== Data shown ==
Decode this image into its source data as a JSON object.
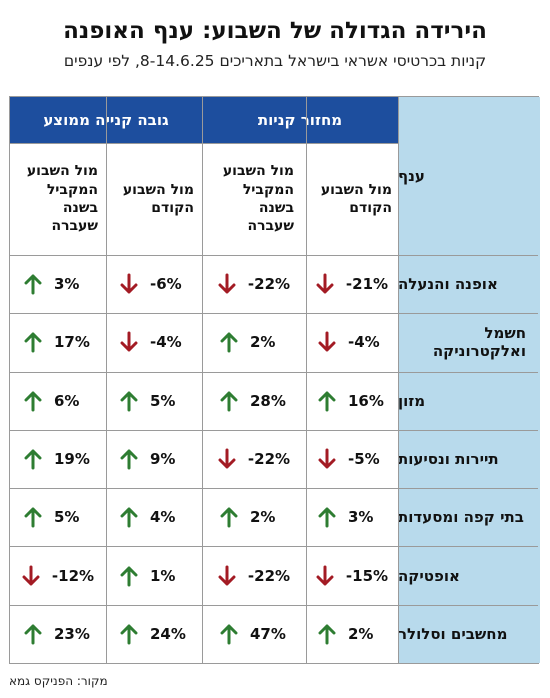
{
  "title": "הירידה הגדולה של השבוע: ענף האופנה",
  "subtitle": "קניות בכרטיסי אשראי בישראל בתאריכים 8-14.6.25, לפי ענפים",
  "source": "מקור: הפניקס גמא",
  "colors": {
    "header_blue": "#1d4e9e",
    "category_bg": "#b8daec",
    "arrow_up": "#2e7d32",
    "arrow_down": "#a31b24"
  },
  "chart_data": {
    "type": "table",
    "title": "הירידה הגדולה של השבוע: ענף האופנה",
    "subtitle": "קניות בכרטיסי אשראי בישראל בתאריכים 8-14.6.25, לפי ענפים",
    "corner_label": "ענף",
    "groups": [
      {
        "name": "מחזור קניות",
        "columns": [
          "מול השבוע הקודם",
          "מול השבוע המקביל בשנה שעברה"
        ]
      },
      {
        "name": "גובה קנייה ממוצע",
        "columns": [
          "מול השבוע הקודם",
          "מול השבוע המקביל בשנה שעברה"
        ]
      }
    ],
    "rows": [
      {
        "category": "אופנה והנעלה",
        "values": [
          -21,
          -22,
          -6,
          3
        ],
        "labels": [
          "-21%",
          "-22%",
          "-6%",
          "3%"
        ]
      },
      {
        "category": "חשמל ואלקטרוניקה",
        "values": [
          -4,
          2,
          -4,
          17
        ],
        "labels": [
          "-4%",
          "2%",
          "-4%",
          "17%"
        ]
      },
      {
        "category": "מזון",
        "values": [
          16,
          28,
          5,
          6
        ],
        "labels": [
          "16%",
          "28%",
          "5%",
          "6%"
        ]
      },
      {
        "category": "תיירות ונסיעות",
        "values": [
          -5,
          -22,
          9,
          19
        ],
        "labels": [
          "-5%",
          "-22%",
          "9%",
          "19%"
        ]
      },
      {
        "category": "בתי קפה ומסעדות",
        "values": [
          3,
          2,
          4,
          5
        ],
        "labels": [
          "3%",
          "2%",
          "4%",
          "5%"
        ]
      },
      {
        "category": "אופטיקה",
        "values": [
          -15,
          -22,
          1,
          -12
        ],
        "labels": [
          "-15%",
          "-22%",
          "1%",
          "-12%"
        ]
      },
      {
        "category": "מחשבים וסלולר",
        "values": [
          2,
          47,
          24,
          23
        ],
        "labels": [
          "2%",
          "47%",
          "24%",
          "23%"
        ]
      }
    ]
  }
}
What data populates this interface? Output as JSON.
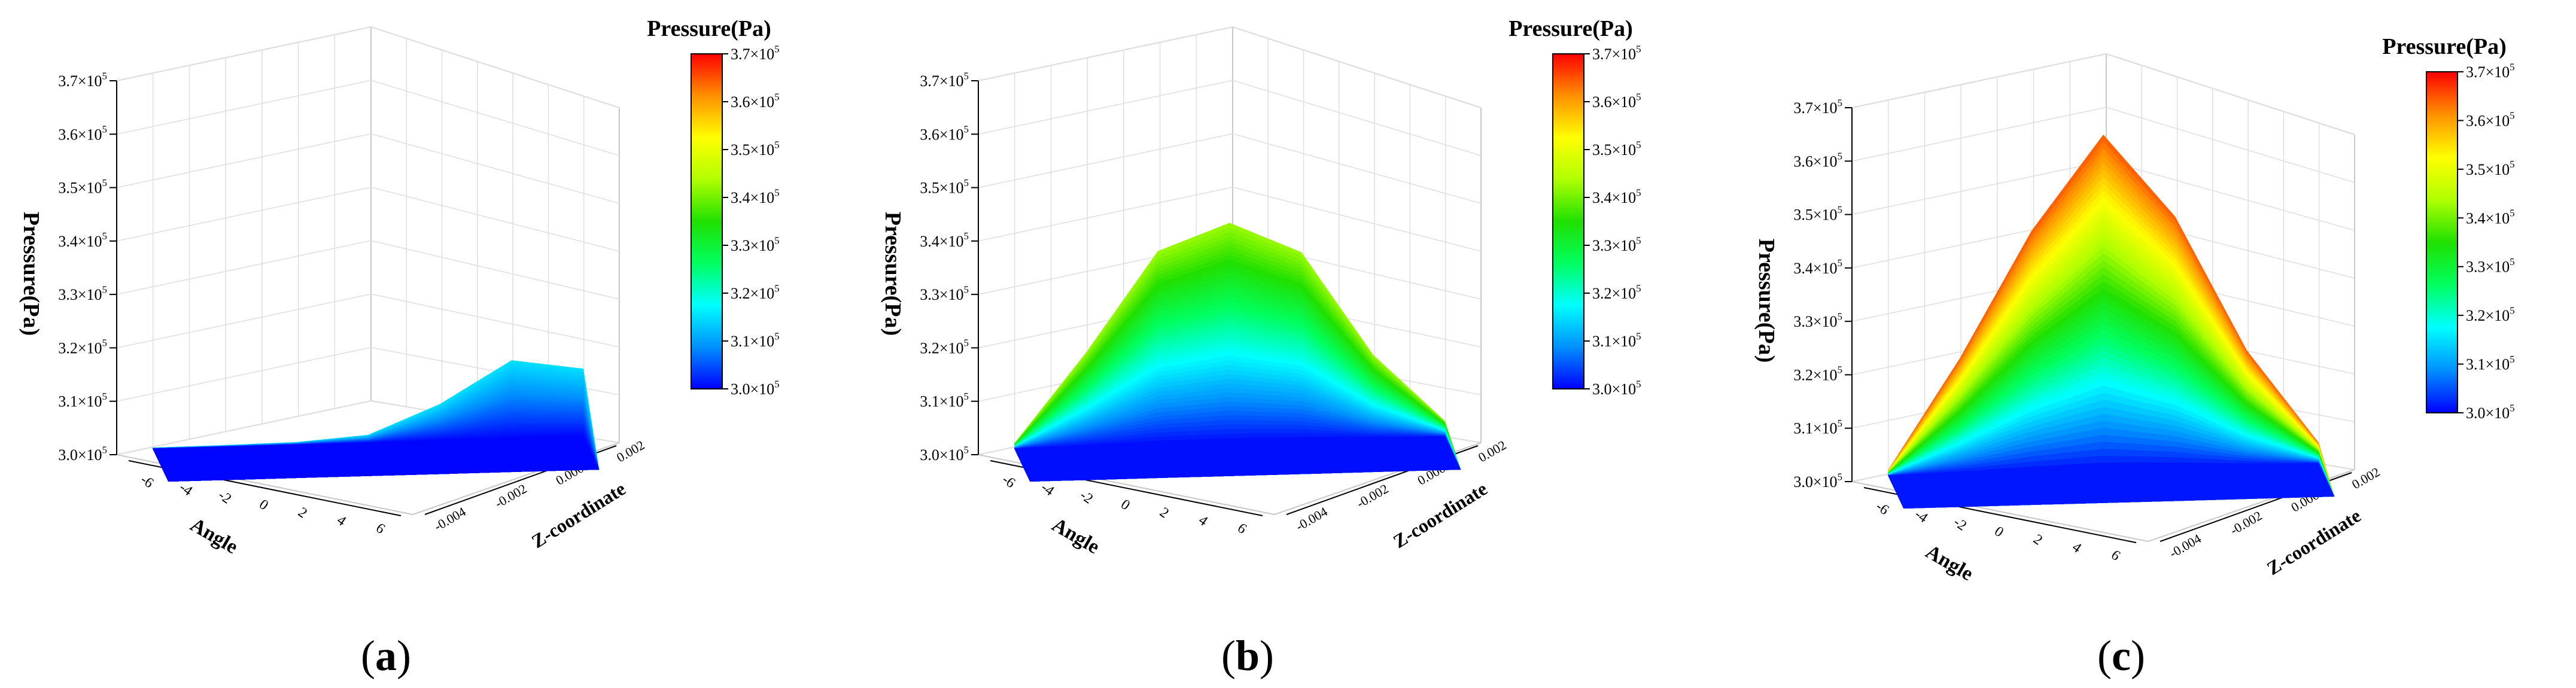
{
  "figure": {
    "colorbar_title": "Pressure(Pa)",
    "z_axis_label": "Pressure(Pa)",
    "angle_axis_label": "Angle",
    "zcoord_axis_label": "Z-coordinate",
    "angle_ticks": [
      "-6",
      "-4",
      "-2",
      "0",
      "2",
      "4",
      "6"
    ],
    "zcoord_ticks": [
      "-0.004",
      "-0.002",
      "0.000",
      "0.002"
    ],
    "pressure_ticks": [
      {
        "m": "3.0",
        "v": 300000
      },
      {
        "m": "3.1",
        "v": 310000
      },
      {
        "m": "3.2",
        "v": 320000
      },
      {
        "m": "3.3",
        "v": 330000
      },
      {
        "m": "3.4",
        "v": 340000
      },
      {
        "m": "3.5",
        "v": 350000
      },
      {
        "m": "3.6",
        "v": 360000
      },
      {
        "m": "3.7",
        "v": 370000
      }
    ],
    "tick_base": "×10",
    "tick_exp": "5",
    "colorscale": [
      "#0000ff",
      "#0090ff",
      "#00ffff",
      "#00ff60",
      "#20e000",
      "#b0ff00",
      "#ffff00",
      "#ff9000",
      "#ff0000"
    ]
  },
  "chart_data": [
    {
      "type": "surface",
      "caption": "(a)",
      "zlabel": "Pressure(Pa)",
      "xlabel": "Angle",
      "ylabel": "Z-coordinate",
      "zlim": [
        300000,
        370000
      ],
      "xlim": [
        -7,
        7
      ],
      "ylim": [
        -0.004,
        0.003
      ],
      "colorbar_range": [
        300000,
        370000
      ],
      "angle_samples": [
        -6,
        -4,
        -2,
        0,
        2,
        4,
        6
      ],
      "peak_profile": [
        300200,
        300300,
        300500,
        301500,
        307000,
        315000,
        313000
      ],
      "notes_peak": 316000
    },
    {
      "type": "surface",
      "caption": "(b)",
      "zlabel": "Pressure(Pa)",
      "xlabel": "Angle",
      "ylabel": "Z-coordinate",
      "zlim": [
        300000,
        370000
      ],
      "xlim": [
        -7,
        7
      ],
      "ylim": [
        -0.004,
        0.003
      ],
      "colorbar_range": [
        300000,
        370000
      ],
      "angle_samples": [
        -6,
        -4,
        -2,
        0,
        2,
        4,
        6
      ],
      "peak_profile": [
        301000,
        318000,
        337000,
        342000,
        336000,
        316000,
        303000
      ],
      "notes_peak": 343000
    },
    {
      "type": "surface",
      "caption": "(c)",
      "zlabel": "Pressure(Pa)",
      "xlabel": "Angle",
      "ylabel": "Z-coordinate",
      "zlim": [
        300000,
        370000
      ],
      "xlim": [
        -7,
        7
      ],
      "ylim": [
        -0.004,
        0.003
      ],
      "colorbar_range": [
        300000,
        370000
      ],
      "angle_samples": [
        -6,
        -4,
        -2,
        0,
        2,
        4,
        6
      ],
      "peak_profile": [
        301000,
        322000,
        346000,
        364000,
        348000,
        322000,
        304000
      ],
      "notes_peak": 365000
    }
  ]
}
===
**Task brief**
Leave the pictures out and print the records above exactly as they stand.

**In response**
Decode this image into its source data as a JSON object.
{
  "title": "הירידה הגדולה של השבוע: ענף האופנה",
  "subtitle": "קניות בכרטיסי אשראי בישראל בתאריכים 8-14.6.25, לפי ענפים",
  "source": "מקור: הפניקס גמא",
  "colors": {
    "header_blue": "#1d4e9e",
    "category_bg": "#b8daec",
    "arrow_up": "#2e7d32",
    "arrow_down": "#a31b24"
  },
  "chart_data": {
    "type": "table",
    "title": "הירידה הגדולה של השבוע: ענף האופנה",
    "subtitle": "קניות בכרטיסי אשראי בישראל בתאריכים 8-14.6.25, לפי ענפים",
    "corner_label": "ענף",
    "groups": [
      {
        "name": "מחזור קניות",
        "columns": [
          "מול השבוע הקודם",
          "מול השבוע המקביל בשנה שעברה"
        ]
      },
      {
        "name": "גובה קנייה ממוצע",
        "columns": [
          "מול השבוע הקודם",
          "מול השבוע המקביל בשנה שעברה"
        ]
      }
    ],
    "rows": [
      {
        "category": "אופנה והנעלה",
        "values": [
          -21,
          -22,
          -6,
          3
        ],
        "labels": [
          "-21%",
          "-22%",
          "-6%",
          "3%"
        ]
      },
      {
        "category": "חשמל ואלקטרוניקה",
        "values": [
          -4,
          2,
          -4,
          17
        ],
        "labels": [
          "-4%",
          "2%",
          "-4%",
          "17%"
        ]
      },
      {
        "category": "מזון",
        "values": [
          16,
          28,
          5,
          6
        ],
        "labels": [
          "16%",
          "28%",
          "5%",
          "6%"
        ]
      },
      {
        "category": "תיירות ונסיעות",
        "values": [
          -5,
          -22,
          9,
          19
        ],
        "labels": [
          "-5%",
          "-22%",
          "9%",
          "19%"
        ]
      },
      {
        "category": "בתי קפה ומסעדות",
        "values": [
          3,
          2,
          4,
          5
        ],
        "labels": [
          "3%",
          "2%",
          "4%",
          "5%"
        ]
      },
      {
        "category": "אופטיקה",
        "values": [
          -15,
          -22,
          1,
          -12
        ],
        "labels": [
          "-15%",
          "-22%",
          "1%",
          "-12%"
        ]
      },
      {
        "category": "מחשבים וסלולר",
        "values": [
          2,
          47,
          24,
          23
        ],
        "labels": [
          "2%",
          "47%",
          "24%",
          "23%"
        ]
      }
    ]
  }
}
What data populates this interface? Output as JSON.
{
  "figure": {
    "colorbar_title": "Pressure(Pa)",
    "z_axis_label": "Pressure(Pa)",
    "angle_axis_label": "Angle",
    "zcoord_axis_label": "Z-coordinate",
    "angle_ticks": [
      "-6",
      "-4",
      "-2",
      "0",
      "2",
      "4",
      "6"
    ],
    "zcoord_ticks": [
      "-0.004",
      "-0.002",
      "0.000",
      "0.002"
    ],
    "pressure_ticks": [
      {
        "m": "3.0",
        "v": 300000
      },
      {
        "m": "3.1",
        "v": 310000
      },
      {
        "m": "3.2",
        "v": 320000
      },
      {
        "m": "3.3",
        "v": 330000
      },
      {
        "m": "3.4",
        "v": 340000
      },
      {
        "m": "3.5",
        "v": 350000
      },
      {
        "m": "3.6",
        "v": 360000
      },
      {
        "m": "3.7",
        "v": 370000
      }
    ],
    "tick_base": "×10",
    "tick_exp": "5",
    "colorscale": [
      "#0000ff",
      "#0090ff",
      "#00ffff",
      "#00ff60",
      "#20e000",
      "#b0ff00",
      "#ffff00",
      "#ff9000",
      "#ff0000"
    ]
  },
  "chart_data": [
    {
      "type": "surface",
      "caption": "(a)",
      "zlabel": "Pressure(Pa)",
      "xlabel": "Angle",
      "ylabel": "Z-coordinate",
      "zlim": [
        300000,
        370000
      ],
      "xlim": [
        -7,
        7
      ],
      "ylim": [
        -0.004,
        0.003
      ],
      "colorbar_range": [
        300000,
        370000
      ],
      "angle_samples": [
        -6,
        -4,
        -2,
        0,
        2,
        4,
        6
      ],
      "peak_profile": [
        300200,
        300300,
        300500,
        301500,
        307000,
        315000,
        313000
      ],
      "notes_peak": 316000
    },
    {
      "type": "surface",
      "caption": "(b)",
      "zlabel": "Pressure(Pa)",
      "xlabel": "Angle",
      "ylabel": "Z-coordinate",
      "zlim": [
        300000,
        370000
      ],
      "xlim": [
        -7,
        7
      ],
      "ylim": [
        -0.004,
        0.003
      ],
      "colorbar_range": [
        300000,
        370000
      ],
      "angle_samples": [
        -6,
        -4,
        -2,
        0,
        2,
        4,
        6
      ],
      "peak_profile": [
        301000,
        318000,
        337000,
        342000,
        336000,
        316000,
        303000
      ],
      "notes_peak": 343000
    },
    {
      "type": "surface",
      "caption": "(c)",
      "zlabel": "Pressure(Pa)",
      "xlabel": "Angle",
      "ylabel": "Z-coordinate",
      "zlim": [
        300000,
        370000
      ],
      "xlim": [
        -7,
        7
      ],
      "ylim": [
        -0.004,
        0.003
      ],
      "colorbar_range": [
        300000,
        370000
      ],
      "angle_samples": [
        -6,
        -4,
        -2,
        0,
        2,
        4,
        6
      ],
      "peak_profile": [
        301000,
        322000,
        346000,
        364000,
        348000,
        322000,
        304000
      ],
      "notes_peak": 365000
    }
  ]
}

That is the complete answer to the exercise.